Element box records:
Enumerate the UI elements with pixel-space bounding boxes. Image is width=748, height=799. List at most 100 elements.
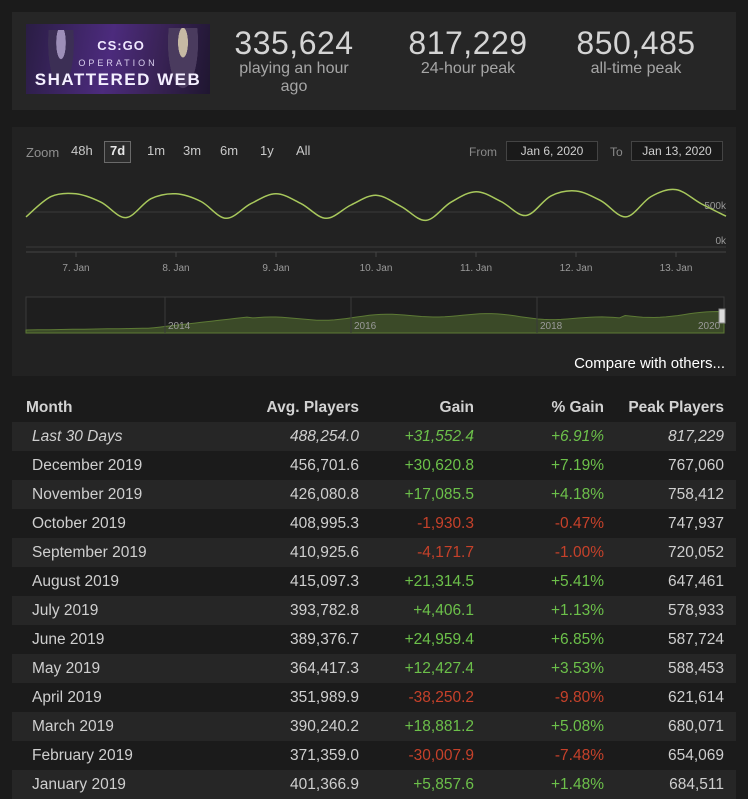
percent-gain-cell: +7.19% xyxy=(550,456,604,474)
avg-players-cell: 393,782.8 xyxy=(222,596,359,625)
avg-players-cell: 426,080.8 xyxy=(222,480,359,509)
navigator-area xyxy=(25,310,725,334)
navigator-year-label: 2016 xyxy=(354,321,377,332)
zoom-3m-button[interactable]: 3m xyxy=(183,143,202,158)
percent-gain-cell: +1.48% xyxy=(474,770,604,799)
month-cell: April 2019 xyxy=(32,688,102,706)
player-chart-panel: Zoom 48h 7d 1m 3m 6m 1y All From Jan 6, … xyxy=(12,127,736,376)
percent-gain-cell: -1.00% xyxy=(474,538,604,567)
peak-players-cell: 720,052 xyxy=(604,538,736,567)
month-cell: October 2019 xyxy=(32,514,126,532)
percent-gain-cell: -9.80% xyxy=(554,688,604,706)
navigator-handle[interactable] xyxy=(718,308,726,324)
avg-players-cell: 389,376.7 xyxy=(290,630,359,648)
month-cell: May 2019 xyxy=(12,654,222,683)
stat-label: 24-hour peak xyxy=(420,60,516,77)
column-avg-players[interactable]: Avg. Players xyxy=(266,398,359,416)
gain-cell: +24,959.4 xyxy=(404,630,474,648)
percent-gain-cell: +1.13% xyxy=(474,596,604,625)
stat-hour-ago: 335,624 playing an hour ago xyxy=(224,26,364,96)
from-date-input[interactable]: Jan 6, 2020 xyxy=(506,141,598,161)
zoom-all-button[interactable]: All xyxy=(296,143,311,158)
percent-gain-cell: +5.41% xyxy=(550,572,604,590)
percent-gain-cell: -7.48% xyxy=(554,746,604,764)
table-row: Last 30 Days 488,254.0 +31,552.4 +6.91% 817,… xyxy=(12,422,736,451)
avg-players-cell: 390,240.2 xyxy=(222,712,359,741)
gain-cell: +18,881.2 xyxy=(359,712,474,741)
to-date-input[interactable]: Jan 13, 2020 xyxy=(631,141,723,161)
character-right-image xyxy=(166,28,200,94)
x-tick-label: 8. Jan xyxy=(162,263,189,274)
avg-players-cell: 364,417.3 xyxy=(222,654,359,683)
game-banner[interactable]: CS:GO OPERATION SHATTERED WEB xyxy=(26,24,210,94)
table-header-row: Month Avg. Players Gain % Gain Peak Play… xyxy=(12,393,736,422)
table-row: April 2019 351,989.9 -38,250.2 -9.80% 621,61… xyxy=(12,683,736,712)
zoom-1m-button[interactable]: 1m xyxy=(147,143,166,158)
character-left-image xyxy=(46,30,76,94)
from-label: From xyxy=(469,145,497,159)
avg-players-cell: 456,701.6 xyxy=(290,456,359,474)
zoom-1y-button[interactable]: 1y xyxy=(260,143,274,158)
avg-players-cell: 401,366.9 xyxy=(222,770,359,799)
percent-gain-cell: +3.53% xyxy=(474,654,604,683)
banner-title: SHATTERED WEB xyxy=(34,70,202,89)
table-row: September 2019 410,925.6 -4,171.7 -1.00% 720… xyxy=(12,538,736,567)
gain-cell: +31,552.4 xyxy=(359,422,474,451)
compare-link[interactable]: Compare with others... xyxy=(574,355,725,372)
avg-players-cell: 408,995.3 xyxy=(290,514,359,532)
to-label: To xyxy=(610,145,623,159)
gain-cell: +12,427.4 xyxy=(359,654,474,683)
table-row: June 2019 389,376.7 +24,959.4 +6.85% 587,724 xyxy=(12,625,736,654)
stat-value: 335,624 xyxy=(234,25,354,61)
peak-players-cell: 680,071 xyxy=(604,712,736,741)
table-row: March 2019 390,240.2 +18,881.2 +5.08% 680,07… xyxy=(12,712,736,741)
navigator-year-label: 2014 xyxy=(168,321,191,332)
peak-players-cell: 621,614 xyxy=(667,688,724,706)
zoom-6m-button[interactable]: 6m xyxy=(220,143,239,158)
table-row: July 2019 393,782.8 +4,406.1 +1.13% 578,933 xyxy=(12,596,736,625)
table-row: May 2019 364,417.3 +12,427.4 +3.53% 588,453 xyxy=(12,654,736,683)
gain-cell: -38,250.2 xyxy=(408,688,475,706)
month-cell: January 2019 xyxy=(12,770,222,799)
percent-gain-cell: +6.85% xyxy=(550,630,604,648)
column-gain[interactable]: Gain xyxy=(439,398,474,416)
navigator-year-label: 2018 xyxy=(540,321,563,332)
month-cell: June 2019 xyxy=(32,630,105,648)
gain-cell: -1,930.3 xyxy=(417,514,474,532)
percent-gain-cell: +6.91% xyxy=(474,422,604,451)
table-row: November 2019 426,080.8 +17,085.5 +4.18% 758… xyxy=(12,480,736,509)
time-range-navigator[interactable]: 2014 2016 2018 2020 xyxy=(12,295,736,335)
gain-cell: -30,007.9 xyxy=(408,746,475,764)
percent-gain-cell: +4.18% xyxy=(474,480,604,509)
zoom-7d-button[interactable]: 7d xyxy=(104,141,132,163)
column-month[interactable]: Month xyxy=(26,398,73,416)
y-tick-0k: 0k xyxy=(715,236,727,247)
zoom-label: Zoom xyxy=(26,145,60,160)
column-percent-gain[interactable]: % Gain xyxy=(551,398,604,416)
peak-players-cell: 747,937 xyxy=(667,514,724,532)
x-tick-label: 11. Jan xyxy=(460,263,492,274)
month-cell: December 2019 xyxy=(32,456,143,474)
gain-cell: -4,171.7 xyxy=(359,538,474,567)
peak-players-cell: 767,060 xyxy=(667,456,724,474)
x-tick-label: 13. Jan xyxy=(660,263,693,274)
x-tick-label: 9. Jan xyxy=(262,263,289,274)
stats-header: CS:GO OPERATION SHATTERED WEB 335,624 pl… xyxy=(12,12,736,110)
stat-label: all-time peak xyxy=(590,60,682,77)
zoom-48h-button[interactable]: 48h xyxy=(71,143,93,158)
banner-logo: CS:GO xyxy=(97,38,145,53)
avg-players-cell: 351,989.9 xyxy=(290,688,359,706)
players-series-line[interactable] xyxy=(25,188,727,222)
x-tick-label: 7. Jan xyxy=(62,263,89,274)
stat-label: playing an hour ago xyxy=(239,60,349,95)
stat-all-time-peak: 850,485 all-time peak xyxy=(566,26,706,78)
percent-gain-cell: -0.47% xyxy=(554,514,604,532)
y-tick-500k: 500k xyxy=(704,201,727,212)
column-peak-players[interactable]: Peak Players xyxy=(628,398,724,416)
banner-subtitle: OPERATION xyxy=(78,58,158,68)
month-cell: November 2019 xyxy=(12,480,222,509)
avg-players-cell: 371,359.0 xyxy=(290,746,359,764)
gain-cell: +30,620.8 xyxy=(404,456,474,474)
month-cell: September 2019 xyxy=(12,538,222,567)
player-count-line-chart[interactable]: 500k 0k 7. Jan 8. Jan 9. Jan 10. Jan 11. Jan 12… xyxy=(12,175,736,325)
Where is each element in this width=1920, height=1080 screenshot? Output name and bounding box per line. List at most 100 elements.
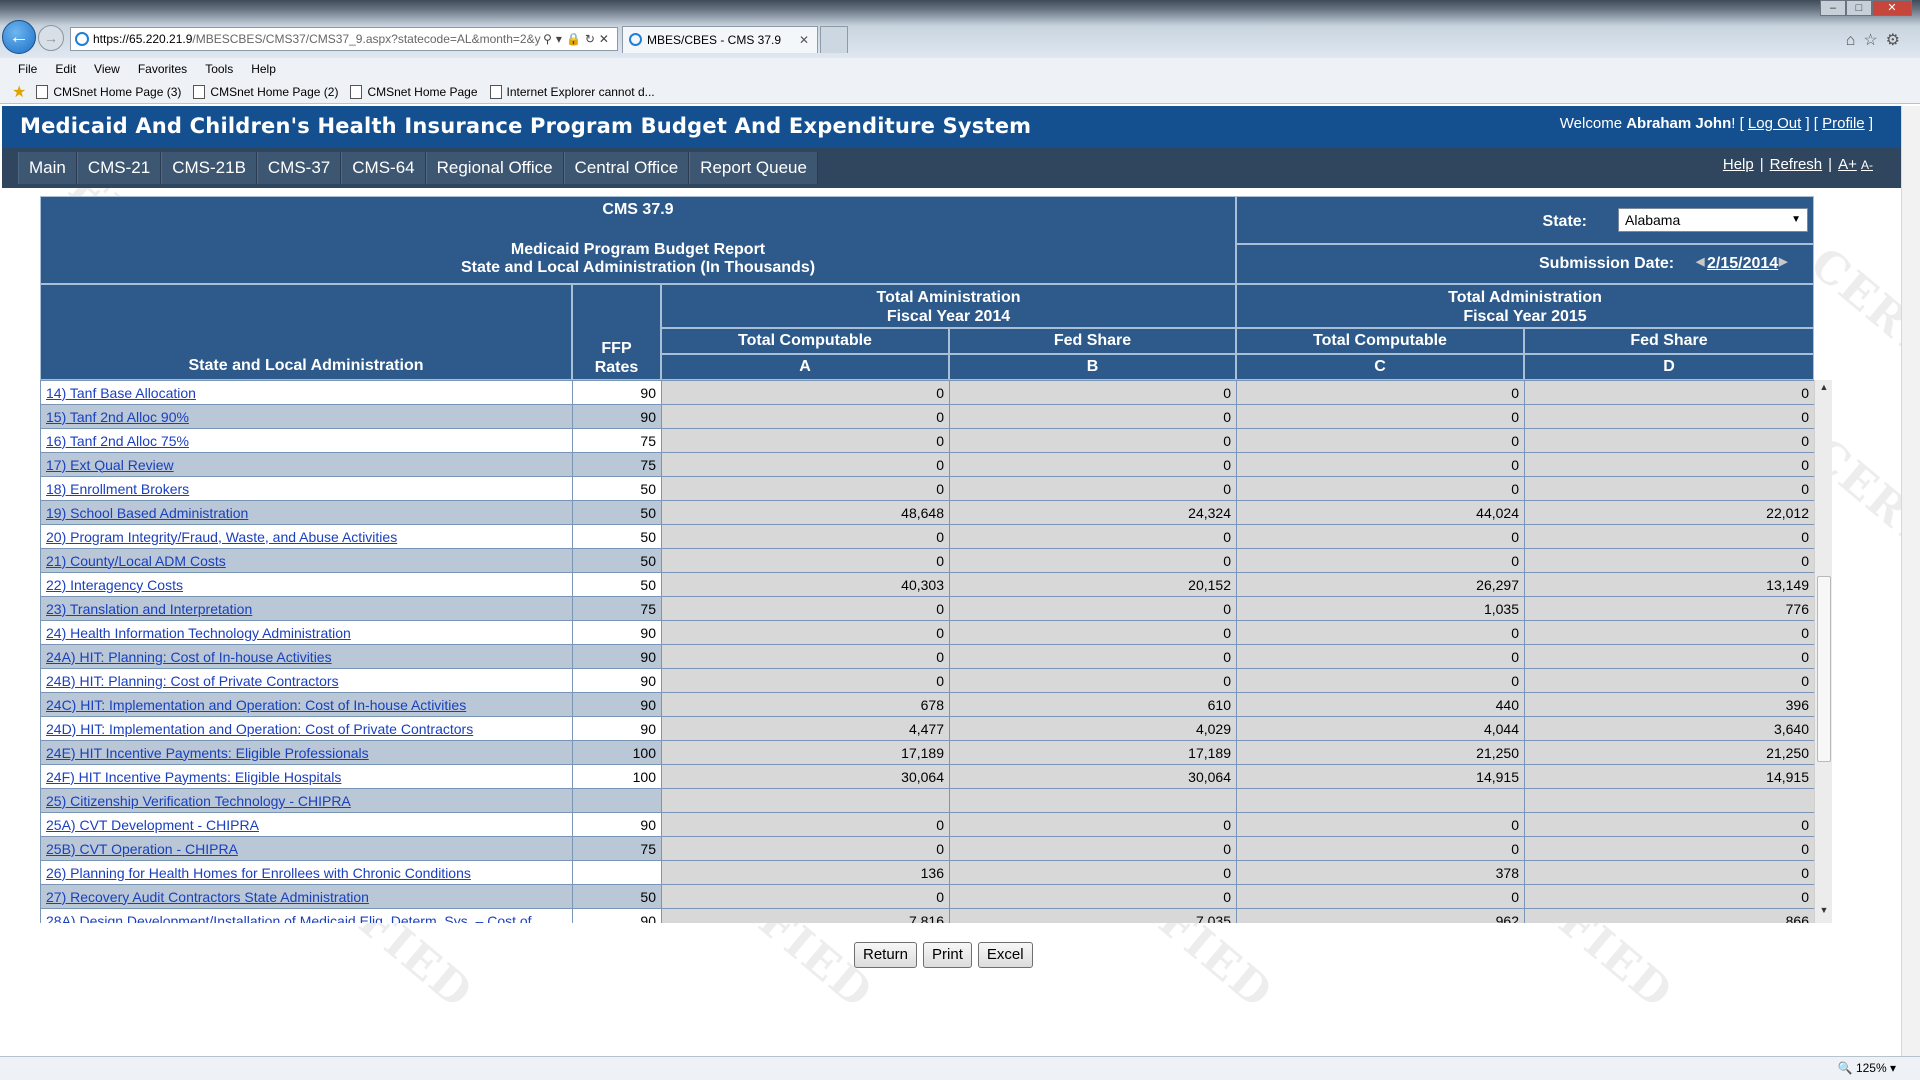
- logout-link[interactable]: Log Out: [1747, 115, 1802, 132]
- row-label-link[interactable]: 25) Citizenship Verification Technology …: [46, 792, 351, 809]
- row-value-b: 0: [949, 620, 1237, 645]
- row-label-link[interactable]: 21) County/Local ADM Costs: [46, 552, 226, 569]
- minimize-icon[interactable]: –: [1820, 0, 1846, 16]
- home-icon[interactable]: ⌂: [1845, 32, 1864, 49]
- row-label-link[interactable]: 26) Planning for Health Homes for Enroll…: [46, 864, 471, 881]
- action-buttons: Return Print Excel: [854, 942, 1033, 968]
- address-tools-icons[interactable]: ⚲▾🔒↻✕: [543, 32, 613, 46]
- favorite-link[interactable]: CMSnet Home Page: [350, 84, 478, 99]
- print-button[interactable]: Print: [923, 942, 972, 968]
- row-label-link[interactable]: 24D) HIT: Implementation and Operation: …: [46, 720, 474, 737]
- row-label-link[interactable]: 24) Health Information Technology Admini…: [46, 624, 351, 641]
- table-row: 14) Tanf Base Allocation 90 0 0 0 0: [40, 380, 1814, 405]
- row-label-link[interactable]: 16) Tanf 2nd Alloc 75%: [46, 432, 189, 449]
- gear-icon[interactable]: ⚙: [1885, 32, 1908, 49]
- row-label-link[interactable]: 18) Enrollment Brokers: [46, 480, 190, 497]
- table-row: 22) Interagency Costs 50 40,303 20,152 26,29…: [40, 572, 1814, 597]
- nav-utility-links: Help | Refresh | A+ A-: [1723, 156, 1873, 173]
- window-close-icon[interactable]: ✕: [1872, 0, 1912, 16]
- status-bar: 🔍 125% ▾: [0, 1056, 1920, 1080]
- row-value-b: 4,029: [949, 716, 1237, 741]
- scroll-up-arrow-icon[interactable]: ▲: [1819, 382, 1829, 392]
- nav-cms-37[interactable]: CMS-37: [256, 152, 342, 184]
- welcome-sep: ]: [1864, 115, 1873, 132]
- favorite-link[interactable]: Internet Explorer cannot d...: [489, 84, 655, 99]
- return-button[interactable]: Return: [854, 942, 918, 968]
- menu-tools[interactable]: Tools: [205, 62, 234, 76]
- row-label-link[interactable]: 24F) HIT Incentive Payments: Eligible Ho…: [46, 768, 342, 785]
- favorites-star-icon[interactable]: ★: [12, 83, 27, 101]
- nav-central-office[interactable]: Central Office: [563, 152, 690, 184]
- page-scrollbar[interactable]: [1901, 106, 1920, 1056]
- back-arrow-icon[interactable]: ←: [2, 20, 36, 54]
- row-label-link[interactable]: 24A) HIT: Planning: Cost of In-house Act…: [46, 648, 332, 665]
- nav-cms-21b[interactable]: CMS-21B: [161, 152, 257, 184]
- menu-view[interactable]: View: [94, 62, 120, 76]
- state-dropdown[interactable]: Alabama ▼: [1618, 208, 1808, 232]
- font-decrease-link[interactable]: A-: [1861, 158, 1873, 172]
- forward-arrow-icon[interactable]: →: [38, 25, 64, 51]
- row-label-link[interactable]: 25B) CVT Operation - CHIPRA: [46, 840, 238, 857]
- maximize-icon[interactable]: □: [1846, 0, 1872, 16]
- col-letter-d: D: [1524, 354, 1814, 380]
- row-label-cell: 26) Planning for Health Homes for Enroll…: [40, 860, 573, 885]
- favorite-link[interactable]: CMSnet Home Page (3): [36, 84, 181, 99]
- row-value-b: 20,152: [949, 572, 1237, 597]
- font-increase-link[interactable]: A+: [1838, 156, 1857, 173]
- menu-help[interactable]: Help: [251, 62, 276, 76]
- row-label-link[interactable]: 20) Program Integrity/Fraud, Waste, and …: [46, 528, 398, 545]
- row-label-link[interactable]: 17) Ext Qual Review: [46, 456, 174, 473]
- nav-cms-21[interactable]: CMS-21: [76, 152, 162, 184]
- row-label-link[interactable]: 14) Tanf Base Allocation: [46, 384, 196, 401]
- window-controls: – □ ✕: [1820, 0, 1912, 16]
- row-value-a: 0: [661, 596, 950, 621]
- profile-link[interactable]: Profile: [1822, 115, 1865, 132]
- row-label-cell: 23) Translation and Interpretation: [40, 596, 573, 621]
- menu-edit[interactable]: Edit: [55, 62, 77, 76]
- row-label-cell: 25) Citizenship Verification Technology …: [40, 788, 573, 813]
- excel-button[interactable]: Excel: [977, 942, 1033, 968]
- row-label-link[interactable]: 23) Translation and Interpretation: [46, 600, 253, 617]
- row-label-link[interactable]: 28A) Design Development/Installation of …: [46, 912, 532, 924]
- col-header-main: State and Local Administration: [40, 284, 572, 380]
- row-label-link[interactable]: 24B) HIT: Planning: Cost of Private Cont…: [46, 672, 339, 689]
- menu-favorites[interactable]: Favorites: [137, 62, 188, 76]
- row-label-link[interactable]: 25A) CVT Development - CHIPRA: [46, 816, 259, 833]
- report-table-scroll[interactable]: 14) Tanf Base Allocation 90 0 0 0 0 15) Tanf 2…: [40, 380, 1814, 923]
- table-row: 28A) Design Development/Installation of …: [40, 908, 1814, 924]
- menu-file[interactable]: File: [18, 62, 38, 76]
- scroll-thumb[interactable]: [1817, 576, 1831, 762]
- submission-date-link[interactable]: 2/15/2014: [1707, 255, 1779, 272]
- new-tab-button[interactable]: [820, 26, 848, 53]
- row-value-b: 0: [949, 380, 1237, 405]
- row-label-link[interactable]: 27) Recovery Audit Contractors State Adm…: [46, 888, 369, 905]
- row-label-link[interactable]: 19) School Based Administration: [46, 504, 249, 521]
- nav-regional-office[interactable]: Regional Office: [425, 152, 564, 184]
- table-scrollbar[interactable]: ▲ ▼: [1814, 380, 1832, 923]
- address-bar[interactable]: https://65.220.21.9/MBESCBES/CMS37/CMS37…: [70, 27, 618, 51]
- row-label-link[interactable]: 22) Interagency Costs: [46, 576, 183, 593]
- row-label-link[interactable]: 15) Tanf 2nd Alloc 90%: [46, 408, 189, 425]
- nav-report-queue[interactable]: Report Queue: [689, 152, 818, 184]
- nav-cms-64[interactable]: CMS-64: [341, 152, 426, 184]
- prev-arrow-icon[interactable]: ◀: [1696, 256, 1705, 268]
- row-label-link[interactable]: 24E) HIT Incentive Payments: Eligible Pr…: [46, 744, 369, 761]
- row-value-a: 0: [661, 548, 950, 573]
- row-value-c: 0: [1236, 428, 1525, 453]
- zoom-level[interactable]: 🔍 125% ▾: [1837, 1061, 1896, 1075]
- tab-close-icon[interactable]: ✕: [798, 33, 809, 47]
- favorites-bar: ★ CMSnet Home Page (3) CMSnet Home Page …: [0, 80, 1920, 104]
- row-value-b: 0: [949, 548, 1237, 573]
- scroll-down-arrow-icon[interactable]: ▼: [1819, 905, 1829, 915]
- page-icon: [193, 84, 206, 99]
- browser-tab[interactable]: MBES/CBES - CMS 37.9 ✕: [622, 26, 818, 53]
- row-value-a: 0: [661, 668, 950, 693]
- next-arrow-icon[interactable]: ▶: [1779, 256, 1788, 268]
- favorite-link[interactable]: CMSnet Home Page (2): [193, 84, 338, 99]
- zoom-value: 125%: [1855, 1061, 1887, 1075]
- help-link[interactable]: Help: [1722, 156, 1754, 173]
- row-label-link[interactable]: 24C) HIT: Implementation and Operation: …: [46, 696, 467, 713]
- refresh-link[interactable]: Refresh: [1769, 156, 1823, 173]
- favorites-star-icon[interactable]: ☆: [1863, 32, 1886, 49]
- nav-main[interactable]: Main: [18, 152, 77, 184]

**Problem to solve**
Return the items from the line with "percent-gain-cell: +7.19% xyxy=(550,456,604,474)" up to and including the line with "percent-gain-cell: +1.13% xyxy=(474,596,604,625)", reproducing each line exactly.

**Exercise answer**
percent-gain-cell: +7.19% xyxy=(550,456,604,474)
avg-players-cell: 393,782.8 xyxy=(222,596,359,625)
avg-players-cell: 426,080.8 xyxy=(222,480,359,509)
navigator-area xyxy=(25,310,725,334)
navigator-year-label: 2016 xyxy=(354,321,377,332)
zoom-3m-button[interactable]: 3m xyxy=(183,143,202,158)
percent-gain-cell: +1.48% xyxy=(474,770,604,799)
month-cell: April 2019 xyxy=(32,688,102,706)
player-chart-panel: Zoom 48h 7d 1m 3m 6m 1y All From Jan 6, … xyxy=(12,127,736,376)
percent-gain-cell: -1.00% xyxy=(474,538,604,567)
peak-players-cell: 720,052 xyxy=(604,538,736,567)
month-cell: October 2019 xyxy=(32,514,126,532)
percent-gain-cell: -9.80% xyxy=(554,688,604,706)
navigator-handle[interactable] xyxy=(718,308,726,324)
avg-players-cell: 389,376.7 xyxy=(290,630,359,648)
month-cell: May 2019 xyxy=(12,654,222,683)
stat-label: 24-hour peak xyxy=(420,60,516,77)
column-avg-players[interactable]: Avg. Players xyxy=(266,398,359,416)
gain-cell: +24,959.4 xyxy=(404,630,474,648)
percent-gain-cell: +1.13% xyxy=(474,596,604,625)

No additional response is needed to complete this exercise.